--- SUPPLIED DATA ---

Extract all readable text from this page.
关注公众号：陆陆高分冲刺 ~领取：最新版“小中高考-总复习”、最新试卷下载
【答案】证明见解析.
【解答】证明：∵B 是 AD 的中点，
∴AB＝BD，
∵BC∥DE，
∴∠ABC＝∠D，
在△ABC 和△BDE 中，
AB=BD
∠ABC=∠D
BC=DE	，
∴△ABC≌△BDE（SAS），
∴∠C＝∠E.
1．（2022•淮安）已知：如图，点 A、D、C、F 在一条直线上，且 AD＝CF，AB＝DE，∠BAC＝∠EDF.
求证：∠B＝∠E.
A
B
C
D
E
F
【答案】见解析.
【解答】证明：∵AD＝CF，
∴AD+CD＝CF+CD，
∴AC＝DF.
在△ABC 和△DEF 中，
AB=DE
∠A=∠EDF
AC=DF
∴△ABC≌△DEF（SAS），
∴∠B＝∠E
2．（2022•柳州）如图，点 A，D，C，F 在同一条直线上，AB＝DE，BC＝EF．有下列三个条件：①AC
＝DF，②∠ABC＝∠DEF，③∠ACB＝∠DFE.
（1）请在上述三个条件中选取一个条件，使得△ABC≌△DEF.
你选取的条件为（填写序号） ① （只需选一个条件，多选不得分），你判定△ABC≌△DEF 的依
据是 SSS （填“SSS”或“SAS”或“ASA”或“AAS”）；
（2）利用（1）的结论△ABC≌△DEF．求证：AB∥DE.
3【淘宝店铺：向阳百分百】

---

*TO BE DONE*: Output the records exactly, including every line.

*FINISHED EXERCISE*:
Extract all readable text from this page.
关注公众号：陆陆高分冲刺 ~领取：最新版“小中高考-总复习”、最新试卷下载
【答案】证明见解析.
【解答】证明：∵B 是 AD 的中点，
∴AB＝BD，
∵BC∥DE，
∴∠ABC＝∠D，
在△ABC 和△BDE 中，
AB=BD
∠ABC=∠D
BC=DE	，
∴△ABC≌△BDE（SAS），
∴∠C＝∠E.
1．（2022•淮安）已知：如图，点 A、D、C、F 在一条直线上，且 AD＝CF，AB＝DE，∠BAC＝∠EDF.
求证：∠B＝∠E.
A
B
C
D
E
F
【答案】见解析.
【解答】证明：∵AD＝CF，
∴AD+CD＝CF+CD，
∴AC＝DF.
在△ABC 和△DEF 中，
AB=DE
∠A=∠EDF
AC=DF
∴△ABC≌△DEF（SAS），
∴∠B＝∠E
2．（2022•柳州）如图，点 A，D，C，F 在同一条直线上，AB＝DE，BC＝EF．有下列三个条件：①AC
＝DF，②∠ABC＝∠DEF，③∠ACB＝∠DFE.
（1）请在上述三个条件中选取一个条件，使得△ABC≌△DEF.
你选取的条件为（填写序号） ① （只需选一个条件，多选不得分），你判定△ABC≌△DEF 的依
据是 SSS （填“SSS”或“SAS”或“ASA”或“AAS”）；
（2）利用（1）的结论△ABC≌△DEF．求证：AB∥DE.
3【淘宝店铺：向阳百分百】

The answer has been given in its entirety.